--- Start of THE DATA ---

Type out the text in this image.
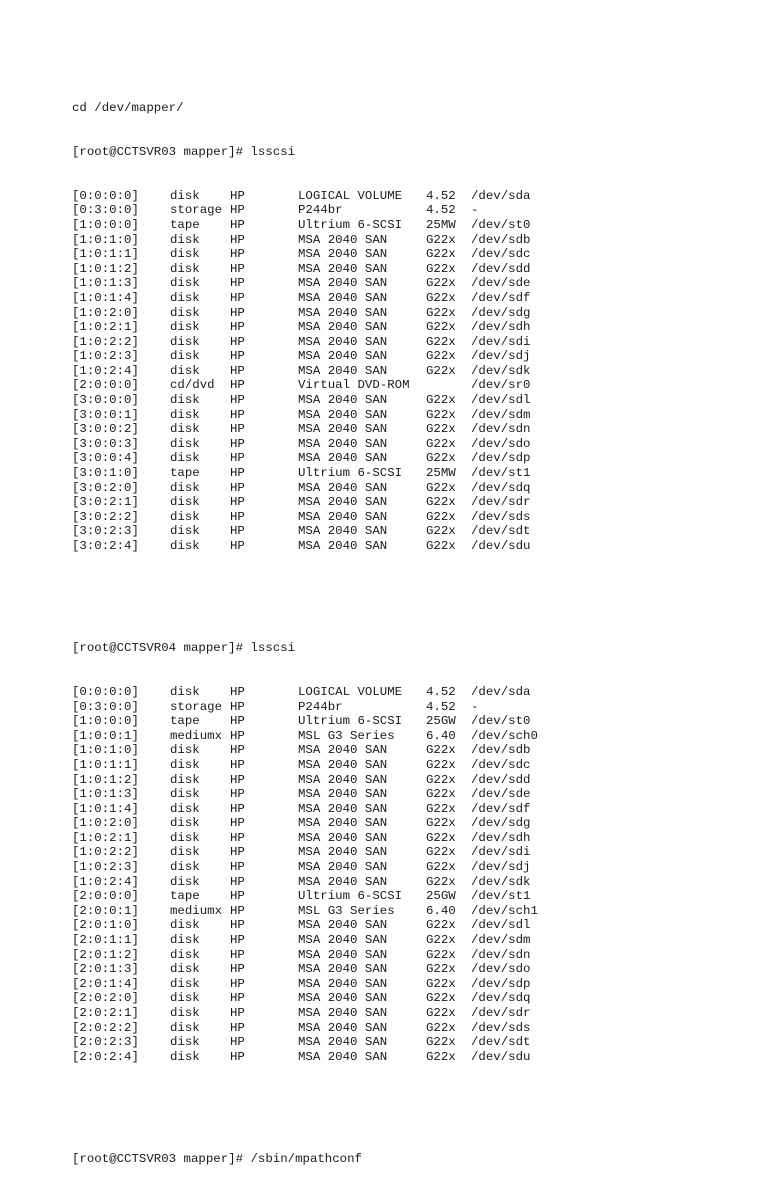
cd /dev/mapper/

[root@CCTSVR03 mapper]# lsscsi

[0:0:0:0]	disk HP	LOGICAL VOLUME 4.52 /dev/sda
[0:3:0:0]	storage HP	P244br	4.52 -
[1:0:0:0]	tape HP	Ultrium 6-SCSI 25MW /dev/st0
[1:0:1:0]	disk HP	MSA 2040 SAN	G22x /dev/sdb
[1:0:1:1]	disk HP	MSA 2040 SAN	G22x /dev/sdc
[1:0:1:2]	disk HP	MSA 2040 SAN	G22x /dev/sdd
[1:0:1:3]	disk HP	MSA 2040 SAN	G22x /dev/sde
[1:0:1:4]	disk HP	MSA 2040 SAN	G22x /dev/sdf
[1:0:2:0]	disk HP	MSA 2040 SAN	G22x /dev/sdg
[1:0:2:1]	disk HP	MSA 2040 SAN	G22x /dev/sdh
[1:0:2:2]	disk HP	MSA 2040 SAN	G22x /dev/sdi
[1:0:2:3]	disk HP	MSA 2040 SAN	G22x /dev/sdj
[1:0:2:4]	disk HP	MSA 2040 SAN	G22x /dev/sdk
[2:0:0:0]	cd/dvd HP	Virtual DVD-ROM	/dev/sr0
[3:0:0:0]	disk HP	MSA 2040 SAN	G22x /dev/sdl
[3:0:0:1]	disk HP	MSA 2040 SAN	G22x /dev/sdm
[3:0:0:2]	disk HP	MSA 2040 SAN	G22x /dev/sdn
[3:0:0:3]	disk HP	MSA 2040 SAN	G22x /dev/sdo
[3:0:0:4]	disk HP	MSA 2040 SAN	G22x /dev/sdp
[3:0:1:0]	tape HP	Ultrium 6-SCSI 25MW /dev/st1
[3:0:2:0]	disk HP	MSA 2040 SAN	G22x /dev/sdq
[3:0:2:1]	disk HP	MSA 2040 SAN	G22x /dev/sdr
[3:0:2:2]	disk HP	MSA 2040 SAN	G22x /dev/sds
[3:0:2:3]	disk HP	MSA 2040 SAN	G22x /dev/sdt
[3:0:2:4]	disk HP	MSA 2040 SAN	G22x /dev/sdu

[root@CCTSVR04 mapper]# lsscsi

[0:0:0:0]	disk HP	LOGICAL VOLUME 4.52 /dev/sda
[0:3:0:0]	storage HP	P244br	4.52 -
[1:0:0:0]	tape HP	Ultrium 6-SCSI 25GW /dev/st0
[1:0:0:1]	mediumx HP	MSL G3 Series	6.40 /dev/sch0
[1:0:1:0]	disk HP	MSA 2040 SAN	G22x /dev/sdb
[1:0:1:1]	disk HP	MSA 2040 SAN	G22x /dev/sdc
[1:0:1:2]	disk HP	MSA 2040 SAN	G22x /dev/sdd
[1:0:1:3]	disk HP	MSA 2040 SAN	G22x /dev/sde
[1:0:1:4]	disk HP	MSA 2040 SAN	G22x /dev/sdf
[1:0:2:0]	disk HP	MSA 2040 SAN	G22x /dev/sdg
[1:0:2:1]	disk HP	MSA 2040 SAN	G22x /dev/sdh
[1:0:2:2]	disk HP	MSA 2040 SAN	G22x /dev/sdi
[1:0:2:3]	disk HP	MSA 2040 SAN	G22x /dev/sdj
[1:0:2:4]	disk HP	MSA 2040 SAN	G22x /dev/sdk
[2:0:0:0]	tape HP	Ultrium 6-SCSI 25GW /dev/st1
[2:0:0:1]	mediumx HP	MSL G3 Series	6.40 /dev/sch1
[2:0:1:0]	disk HP	MSA 2040 SAN	G22x /dev/sdl
[2:0:1:1]	disk HP	MSA 2040 SAN	G22x /dev/sdm
[2:0:1:2]	disk HP	MSA 2040 SAN	G22x /dev/sdn
[2:0:1:3]	disk HP	MSA 2040 SAN	G22x /dev/sdo
[2:0:1:4]	disk HP	MSA 2040 SAN	G22x /dev/sdp
[2:0:2:0]	disk HP	MSA 2040 SAN	G22x /dev/sdq
[2:0:2:1]	disk HP	MSA 2040 SAN	G22x /dev/sdr
[2:0:2:2]	disk HP	MSA 2040 SAN	G22x /dev/sds
[2:0:2:3]	disk HP	MSA 2040 SAN	G22x /dev/sdt
[2:0:2:4]	disk HP	MSA 2040 SAN	G22x /dev/sdu

[root@CCTSVR03 mapper]# /sbin/mpathconf
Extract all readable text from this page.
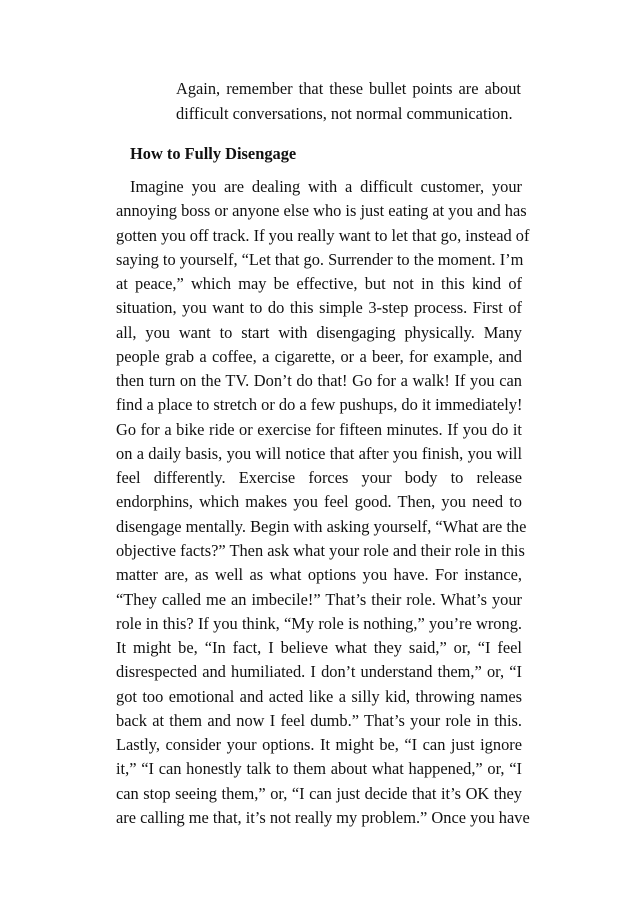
Again, remember that these bullet points are about
difficult conversations, not normal communication.
How to Fully Disengage
Imagine you are dealing with a difficult customer, your
annoying boss or anyone else who is just eating at you and has
gotten you off track. If you really want to let that go, instead of
saying to yourself, “Let that go. Surrender to the moment. I’m
at peace,” which may be effective, but not in this kind of
situation, you want to do this simple 3-step process. First of
all, you want to start with disengaging physically. Many
people grab a coffee, a cigarette, or a beer, for example, and
then turn on the TV. Don’t do that! Go for a walk! If you can
find a place to stretch or do a few pushups, do it immediately!
Go for a bike ride or exercise for fifteen minutes. If you do it
on a daily basis, you will notice that after you finish, you will
feel differently. Exercise forces your body to release
endorphins, which makes you feel good. Then, you need to
disengage mentally. Begin with asking yourself, “What are the
objective facts?” Then ask what your role and their role in this
matter are, as well as what options you have. For instance,
“They called me an imbecile!” That’s their role. What’s your
role in this? If you think, “My role is nothing,” you’re wrong.
It might be, “In fact, I believe what they said,” or, “I feel
disrespected and humiliated. I don’t understand them,” or, “I
got too emotional and acted like a silly kid, throwing names
back at them and now I feel dumb.” That’s your role in this.
Lastly, consider your options. It might be, “I can just ignore
it,” “I can honestly talk to them about what happened,” or, “I
can stop seeing them,” or, “I can just decide that it’s OK they
are calling me that, it’s not really my problem.” Once you have
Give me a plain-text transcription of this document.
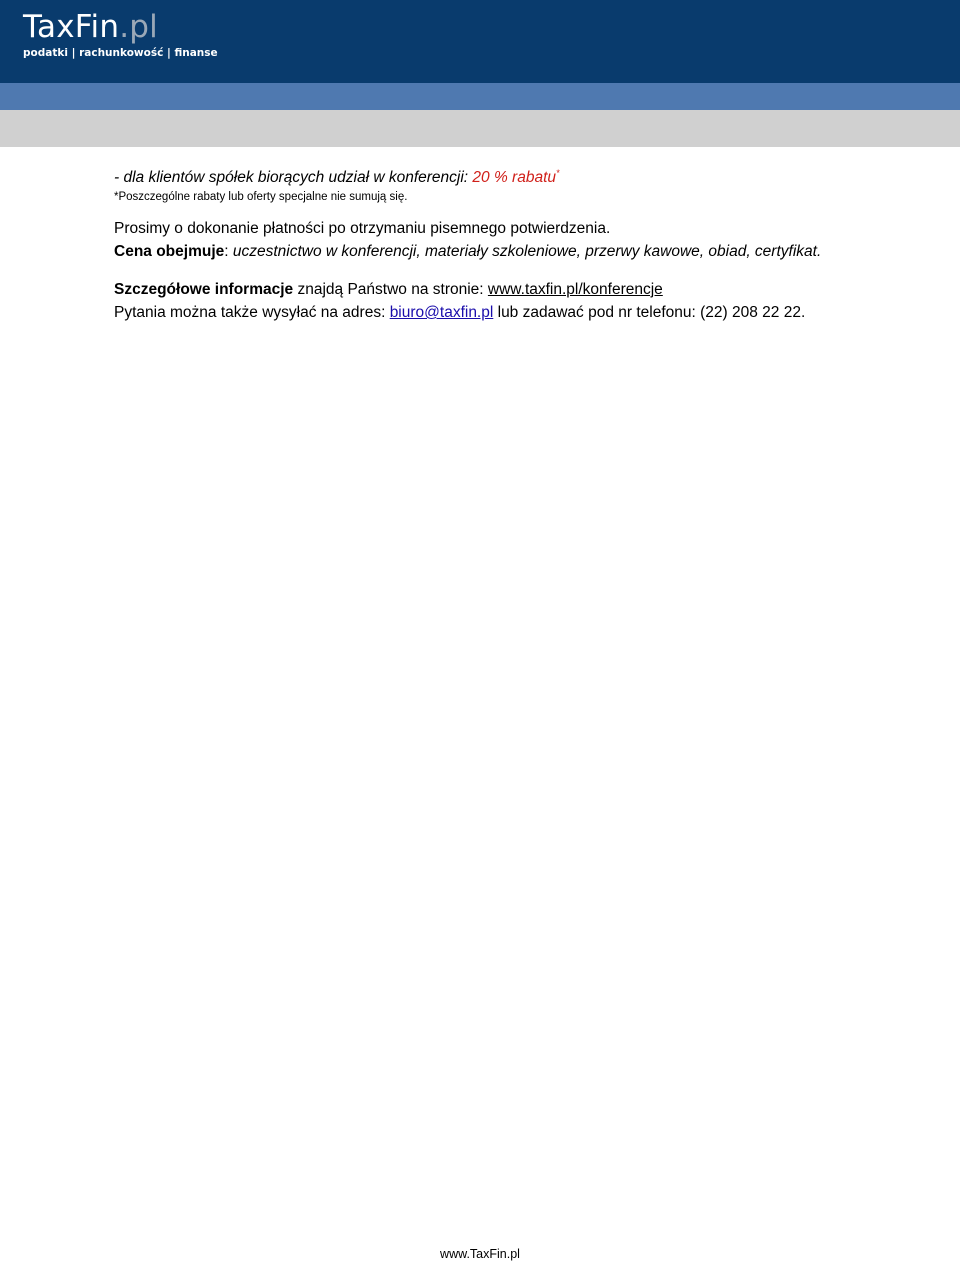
TaxFin.pl
podatki | rachunkowość | finanse
- dla klientów spółek biorących udział w konferencji: 20 % rabatu*
*Poszczególne rabaty lub oferty specjalne nie sumują się.
Prosimy o dokonanie płatności po otrzymaniu pisemnego potwierdzenia.
Cena obejmuje: uczestnictwo w konferencji, materiały szkoleniowe, przerwy kawowe, obiad, certyfikat.
Szczegółowe informacje znajdą Państwo na stronie: www.taxfin.pl/konferencje
Pytania można także wysyłać na adres: biuro@taxfin.pl lub zadawać pod nr telefonu: (22) 208 22 22.
www.TaxFin.pl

--- End of THE DATA ---

- PROBLEM DETAILS
Reproduce the listing above exactly, excluding all pictures.

- EXERCISE OUTPUT
Type out the text in this image.
cd /dev/mapper/

[root@CCTSVR03 mapper]# lsscsi

[0:0:0:0]	disk HP	LOGICAL VOLUME 4.52 /dev/sda
[0:3:0:0]	storage HP	P244br	4.52 -
[1:0:0:0]	tape HP	Ultrium 6-SCSI 25MW /dev/st0
[1:0:1:0]	disk HP	MSA 2040 SAN	G22x /dev/sdb
[1:0:1:1]	disk HP	MSA 2040 SAN	G22x /dev/sdc
[1:0:1:2]	disk HP	MSA 2040 SAN	G22x /dev/sdd
[1:0:1:3]	disk HP	MSA 2040 SAN	G22x /dev/sde
[1:0:1:4]	disk HP	MSA 2040 SAN	G22x /dev/sdf
[1:0:2:0]	disk HP	MSA 2040 SAN	G22x /dev/sdg
[1:0:2:1]	disk HP	MSA 2040 SAN	G22x /dev/sdh
[1:0:2:2]	disk HP	MSA 2040 SAN	G22x /dev/sdi
[1:0:2:3]	disk HP	MSA 2040 SAN	G22x /dev/sdj
[1:0:2:4]	disk HP	MSA 2040 SAN	G22x /dev/sdk
[2:0:0:0]	cd/dvd HP	Virtual DVD-ROM	/dev/sr0
[3:0:0:0]	disk HP	MSA 2040 SAN	G22x /dev/sdl
[3:0:0:1]	disk HP	MSA 2040 SAN	G22x /dev/sdm
[3:0:0:2]	disk HP	MSA 2040 SAN	G22x /dev/sdn
[3:0:0:3]	disk HP	MSA 2040 SAN	G22x /dev/sdo
[3:0:0:4]	disk HP	MSA 2040 SAN	G22x /dev/sdp
[3:0:1:0]	tape HP	Ultrium 6-SCSI 25MW /dev/st1
[3:0:2:0]	disk HP	MSA 2040 SAN	G22x /dev/sdq
[3:0:2:1]	disk HP	MSA 2040 SAN	G22x /dev/sdr
[3:0:2:2]	disk HP	MSA 2040 SAN	G22x /dev/sds
[3:0:2:3]	disk HP	MSA 2040 SAN	G22x /dev/sdt
[3:0:2:4]	disk HP	MSA 2040 SAN	G22x /dev/sdu

[root@CCTSVR04 mapper]# lsscsi

[0:0:0:0]	disk HP	LOGICAL VOLUME 4.52 /dev/sda
[0:3:0:0]	storage HP	P244br	4.52 -
[1:0:0:0]	tape HP	Ultrium 6-SCSI 25GW /dev/st0
[1:0:0:1]	mediumx HP	MSL G3 Series	6.40 /dev/sch0
[1:0:1:0]	disk HP	MSA 2040 SAN	G22x /dev/sdb
[1:0:1:1]	disk HP	MSA 2040 SAN	G22x /dev/sdc
[1:0:1:2]	disk HP	MSA 2040 SAN	G22x /dev/sdd
[1:0:1:3]	disk HP	MSA 2040 SAN	G22x /dev/sde
[1:0:1:4]	disk HP	MSA 2040 SAN	G22x /dev/sdf
[1:0:2:0]	disk HP	MSA 2040 SAN	G22x /dev/sdg
[1:0:2:1]	disk HP	MSA 2040 SAN	G22x /dev/sdh
[1:0:2:2]	disk HP	MSA 2040 SAN	G22x /dev/sdi
[1:0:2:3]	disk HP	MSA 2040 SAN	G22x /dev/sdj
[1:0:2:4]	disk HP	MSA 2040 SAN	G22x /dev/sdk
[2:0:0:0]	tape HP	Ultrium 6-SCSI 25GW /dev/st1
[2:0:0:1]	mediumx HP	MSL G3 Series	6.40 /dev/sch1
[2:0:1:0]	disk HP	MSA 2040 SAN	G22x /dev/sdl
[2:0:1:1]	disk HP	MSA 2040 SAN	G22x /dev/sdm
[2:0:1:2]	disk HP	MSA 2040 SAN	G22x /dev/sdn
[2:0:1:3]	disk HP	MSA 2040 SAN	G22x /dev/sdo
[2:0:1:4]	disk HP	MSA 2040 SAN	G22x /dev/sdp
[2:0:2:0]	disk HP	MSA 2040 SAN	G22x /dev/sdq
[2:0:2:1]	disk HP	MSA 2040 SAN	G22x /dev/sdr
[2:0:2:2]	disk HP	MSA 2040 SAN	G22x /dev/sds
[2:0:2:3]	disk HP	MSA 2040 SAN	G22x /dev/sdt
[2:0:2:4]	disk HP	MSA 2040 SAN	G22x /dev/sdu

[root@CCTSVR03 mapper]# /sbin/mpathconf
Extract all readable text from this page.
Again, remember that these bullet points are about
difficult conversations, not normal communication.
How to Fully Disengage
Imagine you are dealing with a difficult customer, your
annoying boss or anyone else who is just eating at you and has
gotten you off track. If you really want to let that go, instead of
saying to yourself, “Let that go. Surrender to the moment. I’m
at peace,” which may be effective, but not in this kind of
situation, you want to do this simple 3-step process. First of
all, you want to start with disengaging physically. Many
people grab a coffee, a cigarette, or a beer, for example, and
then turn on the TV. Don’t do that! Go for a walk! If you can
find a place to stretch or do a few pushups, do it immediately!
Go for a bike ride or exercise for fifteen minutes. If you do it
on a daily basis, you will notice that after you finish, you will
feel differently. Exercise forces your body to release
endorphins, which makes you feel good. Then, you need to
disengage mentally. Begin with asking yourself, “What are the
objective facts?” Then ask what your role and their role in this
matter are, as well as what options you have. For instance,
“They called me an imbecile!” That’s their role. What’s your
role in this? If you think, “My role is nothing,” you’re wrong.
It might be, “In fact, I believe what they said,” or, “I feel
disrespected and humiliated. I don’t understand them,” or, “I
got too emotional and acted like a silly kid, throwing names
back at them and now I feel dumb.” That’s your role in this.
Lastly, consider your options. It might be, “I can just ignore
it,” “I can honestly talk to them about what happened,” or, “I
can stop seeing them,” or, “I can just decide that it’s OK they
are calling me that, it’s not really my problem.” Once you have
Give me a plain-text transcription of this document.
TaxFin.pl
podatki | rachunkowość | finanse
- dla klientów spółek biorących udział w konferencji: 20 % rabatu*
*Poszczególne rabaty lub oferty specjalne nie sumują się.
Prosimy o dokonanie płatności po otrzymaniu pisemnego potwierdzenia.
Cena obejmuje: uczestnictwo w konferencji, materiały szkoleniowe, przerwy kawowe, obiad, certyfikat.
Szczegółowe informacje znajdą Państwo na stronie: www.taxfin.pl/konferencje
Pytania można także wysyłać na adres: biuro@taxfin.pl lub zadawać pod nr telefonu: (22) 208 22 22.
www.TaxFin.pl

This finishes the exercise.